Which lines hold the word "timestamp"? Show each of them.

** start of LISTING **

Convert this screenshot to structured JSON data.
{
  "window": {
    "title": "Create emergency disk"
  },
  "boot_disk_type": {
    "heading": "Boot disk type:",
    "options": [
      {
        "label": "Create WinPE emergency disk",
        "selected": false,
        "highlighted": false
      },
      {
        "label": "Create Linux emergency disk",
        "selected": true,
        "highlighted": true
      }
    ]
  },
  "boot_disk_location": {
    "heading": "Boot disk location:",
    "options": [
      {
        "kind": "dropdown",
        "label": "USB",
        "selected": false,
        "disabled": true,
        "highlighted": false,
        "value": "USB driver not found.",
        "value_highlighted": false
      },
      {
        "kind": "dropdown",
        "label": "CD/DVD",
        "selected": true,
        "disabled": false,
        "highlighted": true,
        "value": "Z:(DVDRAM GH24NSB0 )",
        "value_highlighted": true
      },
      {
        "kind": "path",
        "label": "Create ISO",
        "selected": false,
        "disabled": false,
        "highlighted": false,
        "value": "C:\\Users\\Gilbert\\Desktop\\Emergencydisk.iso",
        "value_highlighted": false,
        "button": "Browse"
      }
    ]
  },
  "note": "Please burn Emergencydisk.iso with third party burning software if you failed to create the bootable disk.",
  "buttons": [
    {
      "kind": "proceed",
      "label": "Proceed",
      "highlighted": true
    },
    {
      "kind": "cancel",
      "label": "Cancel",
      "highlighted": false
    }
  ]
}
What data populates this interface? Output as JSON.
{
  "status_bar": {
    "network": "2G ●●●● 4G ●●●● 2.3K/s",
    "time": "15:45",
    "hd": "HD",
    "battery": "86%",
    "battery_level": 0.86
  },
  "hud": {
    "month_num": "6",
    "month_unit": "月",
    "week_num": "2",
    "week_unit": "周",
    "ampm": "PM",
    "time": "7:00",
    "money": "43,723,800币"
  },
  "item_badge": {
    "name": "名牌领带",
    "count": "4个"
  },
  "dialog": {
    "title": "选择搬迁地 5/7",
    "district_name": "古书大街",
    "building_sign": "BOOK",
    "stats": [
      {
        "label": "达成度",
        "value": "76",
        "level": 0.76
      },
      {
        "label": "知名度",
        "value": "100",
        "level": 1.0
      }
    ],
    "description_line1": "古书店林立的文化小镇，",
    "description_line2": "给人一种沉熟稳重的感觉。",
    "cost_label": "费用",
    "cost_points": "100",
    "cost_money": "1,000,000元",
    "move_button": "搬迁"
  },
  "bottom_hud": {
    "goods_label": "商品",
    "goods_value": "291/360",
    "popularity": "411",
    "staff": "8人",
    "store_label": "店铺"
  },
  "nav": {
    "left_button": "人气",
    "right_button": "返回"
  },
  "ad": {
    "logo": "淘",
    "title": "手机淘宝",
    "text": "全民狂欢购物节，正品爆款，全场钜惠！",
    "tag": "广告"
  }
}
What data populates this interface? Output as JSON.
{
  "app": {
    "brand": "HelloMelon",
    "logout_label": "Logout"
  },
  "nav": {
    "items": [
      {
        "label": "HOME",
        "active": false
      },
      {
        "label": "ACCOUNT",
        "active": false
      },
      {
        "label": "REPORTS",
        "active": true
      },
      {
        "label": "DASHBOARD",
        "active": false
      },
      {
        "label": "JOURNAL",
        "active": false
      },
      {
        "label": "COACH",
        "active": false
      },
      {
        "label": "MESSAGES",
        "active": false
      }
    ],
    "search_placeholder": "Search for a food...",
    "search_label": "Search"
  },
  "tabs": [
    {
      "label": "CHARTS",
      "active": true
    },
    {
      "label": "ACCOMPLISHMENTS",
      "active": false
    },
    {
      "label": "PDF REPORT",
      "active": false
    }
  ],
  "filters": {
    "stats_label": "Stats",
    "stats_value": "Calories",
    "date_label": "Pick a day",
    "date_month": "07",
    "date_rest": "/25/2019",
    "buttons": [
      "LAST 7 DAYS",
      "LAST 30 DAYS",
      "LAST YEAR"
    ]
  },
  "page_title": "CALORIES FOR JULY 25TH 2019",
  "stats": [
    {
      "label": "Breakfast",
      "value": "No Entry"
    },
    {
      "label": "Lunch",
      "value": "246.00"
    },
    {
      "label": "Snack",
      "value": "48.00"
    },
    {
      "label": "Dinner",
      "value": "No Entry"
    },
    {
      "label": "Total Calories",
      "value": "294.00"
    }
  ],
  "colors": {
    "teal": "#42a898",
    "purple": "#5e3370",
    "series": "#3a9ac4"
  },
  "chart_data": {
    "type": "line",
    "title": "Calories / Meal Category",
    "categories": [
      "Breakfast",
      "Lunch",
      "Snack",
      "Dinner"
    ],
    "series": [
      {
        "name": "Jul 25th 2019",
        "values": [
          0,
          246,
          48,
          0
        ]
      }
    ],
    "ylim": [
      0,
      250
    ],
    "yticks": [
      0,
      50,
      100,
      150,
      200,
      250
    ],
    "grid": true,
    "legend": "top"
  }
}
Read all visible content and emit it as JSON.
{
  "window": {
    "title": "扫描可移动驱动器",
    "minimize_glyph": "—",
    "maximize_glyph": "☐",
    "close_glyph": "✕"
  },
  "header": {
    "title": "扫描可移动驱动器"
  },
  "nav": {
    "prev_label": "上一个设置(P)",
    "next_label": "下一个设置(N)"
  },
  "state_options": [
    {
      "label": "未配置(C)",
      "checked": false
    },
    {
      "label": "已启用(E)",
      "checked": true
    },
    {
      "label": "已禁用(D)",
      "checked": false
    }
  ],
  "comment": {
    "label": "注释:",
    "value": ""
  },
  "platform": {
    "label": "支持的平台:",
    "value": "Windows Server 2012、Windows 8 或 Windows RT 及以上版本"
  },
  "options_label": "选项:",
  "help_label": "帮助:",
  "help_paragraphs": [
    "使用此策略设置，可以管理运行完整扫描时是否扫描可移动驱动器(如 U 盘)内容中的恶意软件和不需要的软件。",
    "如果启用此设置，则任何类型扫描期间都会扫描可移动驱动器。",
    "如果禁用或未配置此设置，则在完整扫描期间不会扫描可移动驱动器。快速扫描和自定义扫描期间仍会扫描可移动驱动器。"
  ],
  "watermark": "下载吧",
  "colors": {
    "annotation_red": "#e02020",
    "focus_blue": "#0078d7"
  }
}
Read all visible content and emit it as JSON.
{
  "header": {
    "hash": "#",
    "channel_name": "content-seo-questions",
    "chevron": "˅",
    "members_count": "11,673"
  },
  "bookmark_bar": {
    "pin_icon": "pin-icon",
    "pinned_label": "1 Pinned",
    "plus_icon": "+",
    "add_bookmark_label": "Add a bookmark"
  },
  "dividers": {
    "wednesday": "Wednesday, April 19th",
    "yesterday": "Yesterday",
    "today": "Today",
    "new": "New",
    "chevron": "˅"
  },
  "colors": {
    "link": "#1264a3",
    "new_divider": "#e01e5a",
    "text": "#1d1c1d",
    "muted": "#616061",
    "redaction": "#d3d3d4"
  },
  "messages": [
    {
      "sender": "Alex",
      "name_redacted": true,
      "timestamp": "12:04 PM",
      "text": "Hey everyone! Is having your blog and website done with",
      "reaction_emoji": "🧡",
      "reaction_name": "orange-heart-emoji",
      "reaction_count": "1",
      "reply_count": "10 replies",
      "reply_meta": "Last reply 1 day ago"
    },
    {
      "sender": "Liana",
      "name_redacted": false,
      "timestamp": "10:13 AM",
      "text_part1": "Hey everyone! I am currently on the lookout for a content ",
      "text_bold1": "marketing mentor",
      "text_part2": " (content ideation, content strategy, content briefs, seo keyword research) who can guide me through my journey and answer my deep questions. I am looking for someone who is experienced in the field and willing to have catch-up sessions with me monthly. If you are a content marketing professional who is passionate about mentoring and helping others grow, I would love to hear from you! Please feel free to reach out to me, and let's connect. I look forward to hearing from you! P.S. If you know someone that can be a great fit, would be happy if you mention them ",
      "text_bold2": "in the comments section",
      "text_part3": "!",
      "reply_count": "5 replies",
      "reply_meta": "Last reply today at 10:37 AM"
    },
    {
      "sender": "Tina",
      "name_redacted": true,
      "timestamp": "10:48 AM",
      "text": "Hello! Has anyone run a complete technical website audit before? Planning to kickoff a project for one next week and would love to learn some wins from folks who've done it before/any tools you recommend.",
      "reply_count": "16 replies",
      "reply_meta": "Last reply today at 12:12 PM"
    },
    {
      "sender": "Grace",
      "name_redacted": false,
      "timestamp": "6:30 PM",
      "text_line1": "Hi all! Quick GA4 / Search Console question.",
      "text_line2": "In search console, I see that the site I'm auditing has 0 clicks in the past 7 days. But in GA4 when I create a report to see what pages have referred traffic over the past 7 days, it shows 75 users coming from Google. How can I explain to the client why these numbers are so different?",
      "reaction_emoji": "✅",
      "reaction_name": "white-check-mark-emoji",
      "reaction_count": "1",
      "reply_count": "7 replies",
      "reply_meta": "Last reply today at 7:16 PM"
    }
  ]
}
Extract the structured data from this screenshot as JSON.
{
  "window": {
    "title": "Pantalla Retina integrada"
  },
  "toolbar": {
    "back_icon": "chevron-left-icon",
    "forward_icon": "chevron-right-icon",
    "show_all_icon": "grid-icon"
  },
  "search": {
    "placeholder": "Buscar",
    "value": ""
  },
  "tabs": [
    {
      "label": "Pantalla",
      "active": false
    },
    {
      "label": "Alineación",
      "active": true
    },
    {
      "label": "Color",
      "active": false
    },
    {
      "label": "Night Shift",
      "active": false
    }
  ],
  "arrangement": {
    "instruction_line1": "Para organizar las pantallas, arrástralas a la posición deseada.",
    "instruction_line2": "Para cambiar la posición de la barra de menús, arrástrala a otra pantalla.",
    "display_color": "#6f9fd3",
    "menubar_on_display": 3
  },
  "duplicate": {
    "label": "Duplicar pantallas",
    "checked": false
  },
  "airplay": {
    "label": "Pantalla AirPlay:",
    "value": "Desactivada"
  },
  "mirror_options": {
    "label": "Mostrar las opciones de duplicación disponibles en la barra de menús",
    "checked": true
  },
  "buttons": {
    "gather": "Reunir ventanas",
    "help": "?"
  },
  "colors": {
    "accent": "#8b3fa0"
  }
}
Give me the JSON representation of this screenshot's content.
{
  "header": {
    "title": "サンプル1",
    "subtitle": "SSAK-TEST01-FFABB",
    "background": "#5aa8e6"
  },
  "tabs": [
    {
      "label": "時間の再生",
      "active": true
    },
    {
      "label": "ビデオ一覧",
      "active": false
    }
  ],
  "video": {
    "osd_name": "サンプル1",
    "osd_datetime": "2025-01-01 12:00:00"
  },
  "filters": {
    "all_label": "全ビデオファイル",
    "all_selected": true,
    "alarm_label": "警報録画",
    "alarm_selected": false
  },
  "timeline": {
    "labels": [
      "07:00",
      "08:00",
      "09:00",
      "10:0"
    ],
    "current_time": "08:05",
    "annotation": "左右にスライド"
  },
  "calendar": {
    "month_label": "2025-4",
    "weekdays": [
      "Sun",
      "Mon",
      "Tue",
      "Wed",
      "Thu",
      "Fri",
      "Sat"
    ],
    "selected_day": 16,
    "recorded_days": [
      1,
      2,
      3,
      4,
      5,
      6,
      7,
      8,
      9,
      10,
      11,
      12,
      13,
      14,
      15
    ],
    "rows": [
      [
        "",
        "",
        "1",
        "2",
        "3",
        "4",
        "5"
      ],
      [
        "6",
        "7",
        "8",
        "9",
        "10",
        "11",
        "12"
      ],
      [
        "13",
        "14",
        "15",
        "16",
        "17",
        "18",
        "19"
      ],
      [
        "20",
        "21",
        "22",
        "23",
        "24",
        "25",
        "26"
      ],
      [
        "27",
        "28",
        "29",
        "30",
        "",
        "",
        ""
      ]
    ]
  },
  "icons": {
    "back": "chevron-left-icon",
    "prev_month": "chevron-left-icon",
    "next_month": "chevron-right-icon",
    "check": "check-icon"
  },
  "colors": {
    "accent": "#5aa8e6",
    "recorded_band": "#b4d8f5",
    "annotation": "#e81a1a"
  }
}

** end of LISTING **

# ANSWER IN FULL
      "timestamp": "12:04 PM",
      "timestamp": "10:13 AM",
      "timestamp": "10:48 AM",
      "timestamp": "6:30 PM",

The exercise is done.